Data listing
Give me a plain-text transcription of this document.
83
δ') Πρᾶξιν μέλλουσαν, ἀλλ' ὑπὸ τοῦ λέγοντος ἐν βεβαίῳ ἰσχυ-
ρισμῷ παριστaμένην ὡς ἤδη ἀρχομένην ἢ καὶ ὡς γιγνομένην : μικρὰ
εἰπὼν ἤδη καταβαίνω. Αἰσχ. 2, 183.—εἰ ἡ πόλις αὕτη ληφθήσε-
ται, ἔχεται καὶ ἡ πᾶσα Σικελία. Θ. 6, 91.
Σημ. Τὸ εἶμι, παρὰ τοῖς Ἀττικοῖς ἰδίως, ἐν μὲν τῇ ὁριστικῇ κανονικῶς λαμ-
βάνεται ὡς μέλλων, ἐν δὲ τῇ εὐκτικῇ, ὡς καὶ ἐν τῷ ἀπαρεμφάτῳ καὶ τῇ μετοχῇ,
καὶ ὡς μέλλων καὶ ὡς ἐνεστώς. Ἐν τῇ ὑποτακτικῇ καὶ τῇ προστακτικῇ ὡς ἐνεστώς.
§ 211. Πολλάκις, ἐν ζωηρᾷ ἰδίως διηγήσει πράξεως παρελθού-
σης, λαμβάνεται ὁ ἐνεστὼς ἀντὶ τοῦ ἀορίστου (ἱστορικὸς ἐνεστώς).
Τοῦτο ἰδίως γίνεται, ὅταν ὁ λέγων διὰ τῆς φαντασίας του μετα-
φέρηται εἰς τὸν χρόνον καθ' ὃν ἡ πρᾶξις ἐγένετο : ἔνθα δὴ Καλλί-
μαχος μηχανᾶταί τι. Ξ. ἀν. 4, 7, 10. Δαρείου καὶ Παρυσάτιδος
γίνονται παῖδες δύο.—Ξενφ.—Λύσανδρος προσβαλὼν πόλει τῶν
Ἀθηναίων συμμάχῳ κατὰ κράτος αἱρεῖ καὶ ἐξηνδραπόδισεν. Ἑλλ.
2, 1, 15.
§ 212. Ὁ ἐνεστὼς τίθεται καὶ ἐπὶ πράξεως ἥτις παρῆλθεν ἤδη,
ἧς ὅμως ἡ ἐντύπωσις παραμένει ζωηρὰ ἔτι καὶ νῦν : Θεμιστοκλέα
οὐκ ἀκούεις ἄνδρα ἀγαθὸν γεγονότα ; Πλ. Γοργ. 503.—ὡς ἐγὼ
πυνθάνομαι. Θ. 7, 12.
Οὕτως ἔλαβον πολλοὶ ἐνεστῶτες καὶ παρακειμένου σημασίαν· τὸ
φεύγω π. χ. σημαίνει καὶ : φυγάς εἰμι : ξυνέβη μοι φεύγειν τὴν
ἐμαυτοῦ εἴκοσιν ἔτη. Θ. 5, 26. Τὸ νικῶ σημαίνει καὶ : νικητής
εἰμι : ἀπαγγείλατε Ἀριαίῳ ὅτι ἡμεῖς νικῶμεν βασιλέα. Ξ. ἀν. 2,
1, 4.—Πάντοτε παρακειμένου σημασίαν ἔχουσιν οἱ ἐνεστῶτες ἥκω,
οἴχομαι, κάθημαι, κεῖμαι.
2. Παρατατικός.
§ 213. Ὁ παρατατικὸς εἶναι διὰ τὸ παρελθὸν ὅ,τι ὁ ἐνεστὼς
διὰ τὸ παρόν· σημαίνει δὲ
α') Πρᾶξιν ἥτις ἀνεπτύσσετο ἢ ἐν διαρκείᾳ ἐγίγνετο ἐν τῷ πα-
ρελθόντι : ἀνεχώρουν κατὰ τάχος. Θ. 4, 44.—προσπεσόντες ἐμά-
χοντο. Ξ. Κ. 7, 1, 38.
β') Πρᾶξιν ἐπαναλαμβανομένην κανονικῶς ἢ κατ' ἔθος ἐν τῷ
---
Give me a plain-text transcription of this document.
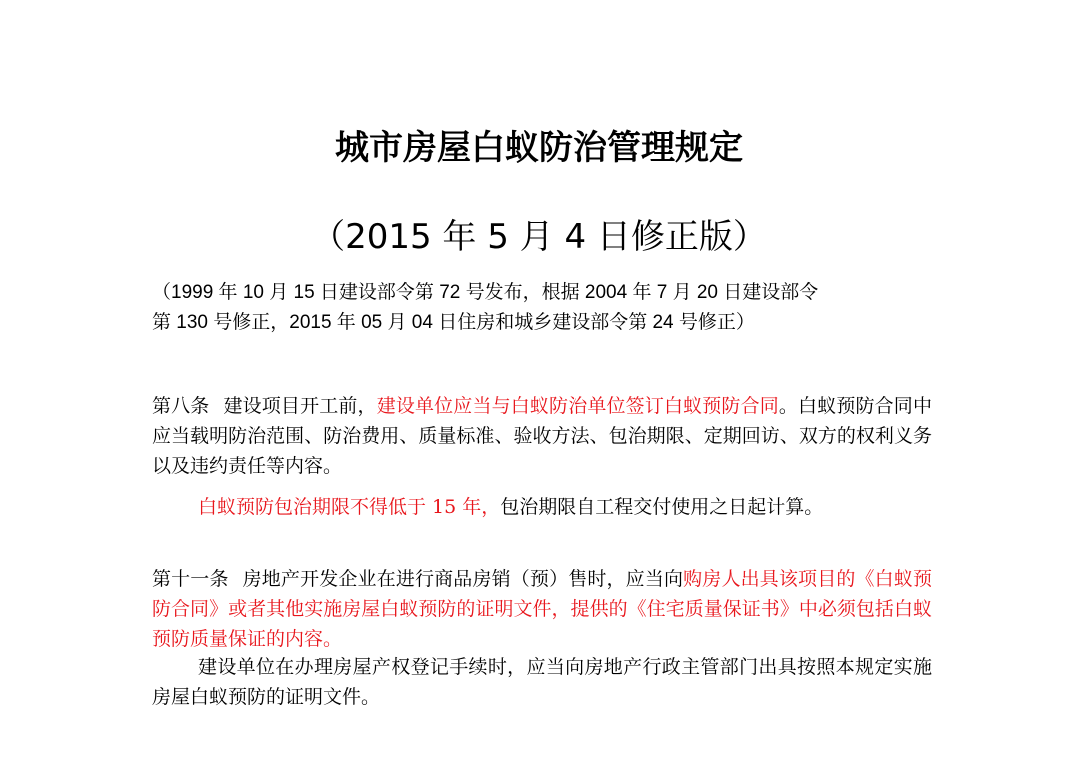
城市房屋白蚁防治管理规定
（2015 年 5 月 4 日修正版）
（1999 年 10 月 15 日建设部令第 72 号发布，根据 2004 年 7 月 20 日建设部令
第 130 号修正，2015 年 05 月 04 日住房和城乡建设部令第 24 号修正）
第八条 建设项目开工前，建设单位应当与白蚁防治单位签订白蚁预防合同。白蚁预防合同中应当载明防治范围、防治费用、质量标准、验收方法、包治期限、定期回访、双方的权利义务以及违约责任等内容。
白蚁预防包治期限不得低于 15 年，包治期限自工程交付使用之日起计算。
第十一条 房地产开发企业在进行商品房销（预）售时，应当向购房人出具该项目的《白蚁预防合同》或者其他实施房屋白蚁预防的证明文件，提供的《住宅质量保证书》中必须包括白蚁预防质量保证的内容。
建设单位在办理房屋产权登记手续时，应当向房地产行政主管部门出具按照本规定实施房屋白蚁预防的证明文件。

WHAT IS NEEDED: Copy every line of the entries above in which "ἐνεστῶτες" occurs.

REPLY TO THE TASK:
Οὕτως ἔλαβον πολλοὶ ἐνεστῶτες καὶ παρακειμένου σημασίαν· τὸ
1, 4.—Πάντοτε παρακειμένου σημασίαν ἔχουσιν οἱ ἐνεστῶτες ἥκω,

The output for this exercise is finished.